Work to do:
Reproduce the records. Keep every word exact and include no images.

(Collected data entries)
►
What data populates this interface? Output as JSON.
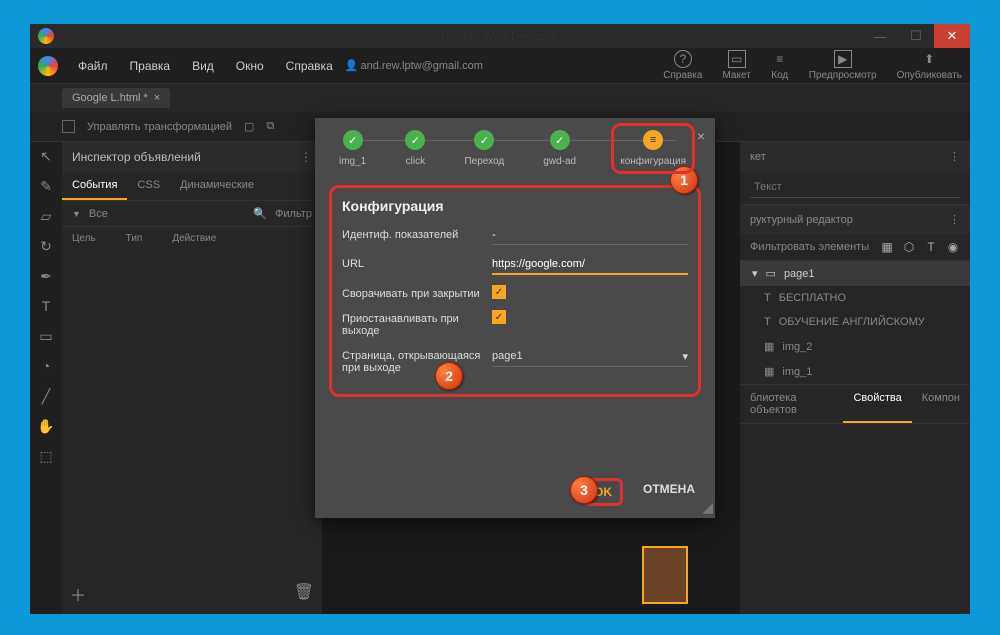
{
  "window": {
    "title": "Google Web Designer"
  },
  "menu": {
    "file": "Файл",
    "edit": "Правка",
    "view": "Вид",
    "window": "Окно",
    "help": "Справка",
    "user": "and.rew.lptw@gmail.com"
  },
  "top_actions": {
    "help": "Справка",
    "layout": "Макет",
    "code": "Код",
    "preview": "Предпросмотр",
    "publish": "Опубликовать"
  },
  "tab": {
    "name": "Google L.html *"
  },
  "toolbar": {
    "manage": "Управлять трансформацией"
  },
  "inspector": {
    "header": "Инспектор объявлений",
    "tabs": {
      "events": "События",
      "css": "CSS",
      "dynamic": "Динамические"
    },
    "filter_all": "Все",
    "search_ph": "Фильтр",
    "cols": {
      "target": "Цель",
      "type": "Тип",
      "action": "Действие"
    }
  },
  "right": {
    "layout_tab": "кет",
    "text_ph": "Текст",
    "struct_header": "руктурный редактор",
    "filter_ph": "Фильтровать элементы",
    "tree": {
      "page": "page1",
      "free": "БЕСПЛАТНО",
      "learn": "ОБУЧЕНИЕ АНГЛИЙСКОМУ",
      "img2": "img_2",
      "img1": "img_1"
    },
    "library": "блиотека объектов",
    "properties": "Свойства",
    "components": "Компон"
  },
  "dialog": {
    "steps": {
      "s1": "img_1",
      "s2": "click",
      "s3": "Переход",
      "s4": "gwd-ad",
      "s5": "конфигурация"
    },
    "title": "Конфигурация",
    "fields": {
      "metrics_label": "Идентиф. показателей",
      "metrics_val": "-",
      "url_label": "URL",
      "url_val": "https://google.com/",
      "collapse_label": "Сворачивать при закрытии",
      "pause_label": "Приостанавливать при выходе",
      "page_label": "Страница, открывающаяся при выходе",
      "page_val": "page1"
    },
    "ok": "OK",
    "cancel": "ОТМЕНА"
  },
  "callouts": {
    "n1": "1",
    "n2": "2",
    "n3": "3"
  }
}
◄
Answer to this exercise:
What data populates this interface? Output as JSON.
{
  "window": {
    "title": "Google Web Designer"
  },
  "menu": {
    "file": "Файл",
    "edit": "Правка",
    "view": "Вид",
    "window": "Окно",
    "help": "Справка",
    "user": "and.rew.lptw@gmail.com"
  },
  "top_actions": {
    "help": "Справка",
    "layout": "Макет",
    "code": "Код",
    "preview": "Предпросмотр",
    "publish": "Опубликовать"
  },
  "tab": {
    "name": "Google L.html *"
  },
  "toolbar": {
    "manage": "Управлять трансформацией"
  },
  "inspector": {
    "header": "Инспектор объявлений",
    "tabs": {
      "events": "События",
      "css": "CSS",
      "dynamic": "Динамические"
    },
    "filter_all": "Все",
    "search_ph": "Фильтр",
    "cols": {
      "target": "Цель",
      "type": "Тип",
      "action": "Действие"
    }
  },
  "right": {
    "layout_tab": "кет",
    "text_ph": "Текст",
    "struct_header": "руктурный редактор",
    "filter_ph": "Фильтровать элементы",
    "tree": {
      "page": "page1",
      "free": "БЕСПЛАТНО",
      "learn": "ОБУЧЕНИЕ АНГЛИЙСКОМУ",
      "img2": "img_2",
      "img1": "img_1"
    },
    "library": "блиотека объектов",
    "properties": "Свойства",
    "components": "Компон"
  },
  "dialog": {
    "steps": {
      "s1": "img_1",
      "s2": "click",
      "s3": "Переход",
      "s4": "gwd-ad",
      "s5": "конфигурация"
    },
    "title": "Конфигурация",
    "fields": {
      "metrics_label": "Идентиф. показателей",
      "metrics_val": "-",
      "url_label": "URL",
      "url_val": "https://google.com/",
      "collapse_label": "Сворачивать при закрытии",
      "pause_label": "Приостанавливать при выходе",
      "page_label": "Страница, открывающаяся при выходе",
      "page_val": "page1"
    },
    "ok": "OK",
    "cancel": "ОТМЕНА"
  },
  "callouts": {
    "n1": "1",
    "n2": "2",
    "n3": "3"
  }
}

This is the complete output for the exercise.